Lines of data

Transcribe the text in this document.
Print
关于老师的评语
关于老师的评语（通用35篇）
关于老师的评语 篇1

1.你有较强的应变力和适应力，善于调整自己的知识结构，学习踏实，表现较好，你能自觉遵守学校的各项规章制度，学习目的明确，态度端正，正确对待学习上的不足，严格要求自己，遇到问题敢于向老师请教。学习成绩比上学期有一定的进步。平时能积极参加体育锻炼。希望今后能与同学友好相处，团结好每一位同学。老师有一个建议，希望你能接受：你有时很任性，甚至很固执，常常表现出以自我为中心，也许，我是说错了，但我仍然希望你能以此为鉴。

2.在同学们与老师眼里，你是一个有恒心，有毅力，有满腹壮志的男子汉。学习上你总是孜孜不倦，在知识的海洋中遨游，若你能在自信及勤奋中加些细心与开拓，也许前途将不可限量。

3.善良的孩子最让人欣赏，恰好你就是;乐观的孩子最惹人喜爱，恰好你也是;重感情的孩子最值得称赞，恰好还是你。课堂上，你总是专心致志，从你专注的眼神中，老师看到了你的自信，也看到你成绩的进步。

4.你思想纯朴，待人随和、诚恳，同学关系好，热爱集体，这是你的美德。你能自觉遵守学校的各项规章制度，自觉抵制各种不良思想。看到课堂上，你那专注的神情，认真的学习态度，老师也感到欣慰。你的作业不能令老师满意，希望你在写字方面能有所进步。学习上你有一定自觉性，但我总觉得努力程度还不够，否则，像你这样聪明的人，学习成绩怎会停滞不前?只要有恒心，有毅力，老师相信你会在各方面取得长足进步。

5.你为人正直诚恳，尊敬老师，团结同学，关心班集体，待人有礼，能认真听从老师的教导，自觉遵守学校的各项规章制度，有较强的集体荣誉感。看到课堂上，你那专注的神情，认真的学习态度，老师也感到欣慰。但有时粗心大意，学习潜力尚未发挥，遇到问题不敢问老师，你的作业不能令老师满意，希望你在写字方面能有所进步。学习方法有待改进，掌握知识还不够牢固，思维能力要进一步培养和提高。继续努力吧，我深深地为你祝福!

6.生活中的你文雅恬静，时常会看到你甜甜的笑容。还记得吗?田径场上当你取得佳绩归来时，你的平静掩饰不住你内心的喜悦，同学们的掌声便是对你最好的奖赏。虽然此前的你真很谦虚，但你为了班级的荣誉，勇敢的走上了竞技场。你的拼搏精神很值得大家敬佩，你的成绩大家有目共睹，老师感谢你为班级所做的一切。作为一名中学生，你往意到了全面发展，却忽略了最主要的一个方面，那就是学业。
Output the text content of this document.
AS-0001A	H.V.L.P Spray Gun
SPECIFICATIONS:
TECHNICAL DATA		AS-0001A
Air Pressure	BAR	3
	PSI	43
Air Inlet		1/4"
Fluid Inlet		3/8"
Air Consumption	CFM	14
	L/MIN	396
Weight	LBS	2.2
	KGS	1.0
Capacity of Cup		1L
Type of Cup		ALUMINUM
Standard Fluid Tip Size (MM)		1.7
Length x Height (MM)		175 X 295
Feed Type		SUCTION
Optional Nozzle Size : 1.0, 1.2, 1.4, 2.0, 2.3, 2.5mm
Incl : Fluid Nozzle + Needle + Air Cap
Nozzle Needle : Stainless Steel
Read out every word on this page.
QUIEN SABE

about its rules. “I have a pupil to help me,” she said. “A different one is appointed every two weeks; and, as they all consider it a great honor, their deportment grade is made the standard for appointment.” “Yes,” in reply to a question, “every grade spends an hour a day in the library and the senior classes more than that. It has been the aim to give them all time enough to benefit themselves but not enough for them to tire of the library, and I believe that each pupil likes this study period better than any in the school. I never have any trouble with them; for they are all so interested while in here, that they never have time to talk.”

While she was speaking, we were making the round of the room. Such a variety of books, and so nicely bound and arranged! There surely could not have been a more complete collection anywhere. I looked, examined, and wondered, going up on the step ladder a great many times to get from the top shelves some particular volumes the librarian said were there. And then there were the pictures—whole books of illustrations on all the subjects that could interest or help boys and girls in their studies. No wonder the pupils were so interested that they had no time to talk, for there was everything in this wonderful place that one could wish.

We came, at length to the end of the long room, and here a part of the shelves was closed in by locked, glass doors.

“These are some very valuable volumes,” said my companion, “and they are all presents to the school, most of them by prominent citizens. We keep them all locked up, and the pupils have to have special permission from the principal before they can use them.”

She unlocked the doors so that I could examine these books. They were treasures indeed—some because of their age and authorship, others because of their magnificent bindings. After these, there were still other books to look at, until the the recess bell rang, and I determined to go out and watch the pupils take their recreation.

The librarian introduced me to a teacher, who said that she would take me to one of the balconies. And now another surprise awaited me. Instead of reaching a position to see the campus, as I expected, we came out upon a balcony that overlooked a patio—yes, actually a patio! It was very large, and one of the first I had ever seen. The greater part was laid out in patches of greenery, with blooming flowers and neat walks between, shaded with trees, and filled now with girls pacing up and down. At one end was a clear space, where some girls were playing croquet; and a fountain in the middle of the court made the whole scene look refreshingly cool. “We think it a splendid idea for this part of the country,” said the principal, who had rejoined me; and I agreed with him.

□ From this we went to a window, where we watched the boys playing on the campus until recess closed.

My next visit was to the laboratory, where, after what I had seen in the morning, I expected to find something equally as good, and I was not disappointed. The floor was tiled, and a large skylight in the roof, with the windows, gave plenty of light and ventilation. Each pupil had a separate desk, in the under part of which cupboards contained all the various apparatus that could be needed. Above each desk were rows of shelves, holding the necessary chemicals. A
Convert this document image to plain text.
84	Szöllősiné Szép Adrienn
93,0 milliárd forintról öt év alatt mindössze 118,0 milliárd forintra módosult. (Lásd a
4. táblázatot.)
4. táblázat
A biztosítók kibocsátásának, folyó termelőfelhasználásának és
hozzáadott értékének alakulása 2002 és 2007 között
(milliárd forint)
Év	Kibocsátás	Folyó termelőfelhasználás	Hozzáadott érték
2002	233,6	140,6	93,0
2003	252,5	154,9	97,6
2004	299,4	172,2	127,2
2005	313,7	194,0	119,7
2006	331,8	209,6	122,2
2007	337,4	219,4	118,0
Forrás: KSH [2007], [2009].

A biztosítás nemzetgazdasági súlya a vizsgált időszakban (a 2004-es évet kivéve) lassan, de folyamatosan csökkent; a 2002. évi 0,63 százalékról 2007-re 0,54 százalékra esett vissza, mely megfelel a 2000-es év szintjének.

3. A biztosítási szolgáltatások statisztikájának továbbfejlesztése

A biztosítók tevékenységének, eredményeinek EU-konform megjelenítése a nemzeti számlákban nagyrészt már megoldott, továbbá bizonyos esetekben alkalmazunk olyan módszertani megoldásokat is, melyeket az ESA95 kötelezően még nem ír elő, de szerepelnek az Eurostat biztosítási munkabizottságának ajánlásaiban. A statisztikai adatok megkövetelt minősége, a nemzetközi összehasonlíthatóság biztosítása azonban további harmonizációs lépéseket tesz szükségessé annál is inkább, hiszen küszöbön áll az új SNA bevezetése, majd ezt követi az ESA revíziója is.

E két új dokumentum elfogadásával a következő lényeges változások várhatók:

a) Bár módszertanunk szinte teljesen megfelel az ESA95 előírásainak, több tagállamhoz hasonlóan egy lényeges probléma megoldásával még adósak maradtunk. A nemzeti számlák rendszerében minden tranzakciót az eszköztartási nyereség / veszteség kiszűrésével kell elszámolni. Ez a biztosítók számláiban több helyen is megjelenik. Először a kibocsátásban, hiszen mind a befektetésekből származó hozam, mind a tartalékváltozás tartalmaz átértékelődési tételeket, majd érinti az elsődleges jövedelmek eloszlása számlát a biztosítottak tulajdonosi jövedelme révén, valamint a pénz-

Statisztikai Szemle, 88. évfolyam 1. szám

Directive:
Copy out every line of the data that includes the word "Size".

Answer to this problem:
Standard Fluid Tip Size (MM)		1.7
Optional Nozzle Size : 1.0, 1.2, 1.4, 2.0, 2.3, 2.5mm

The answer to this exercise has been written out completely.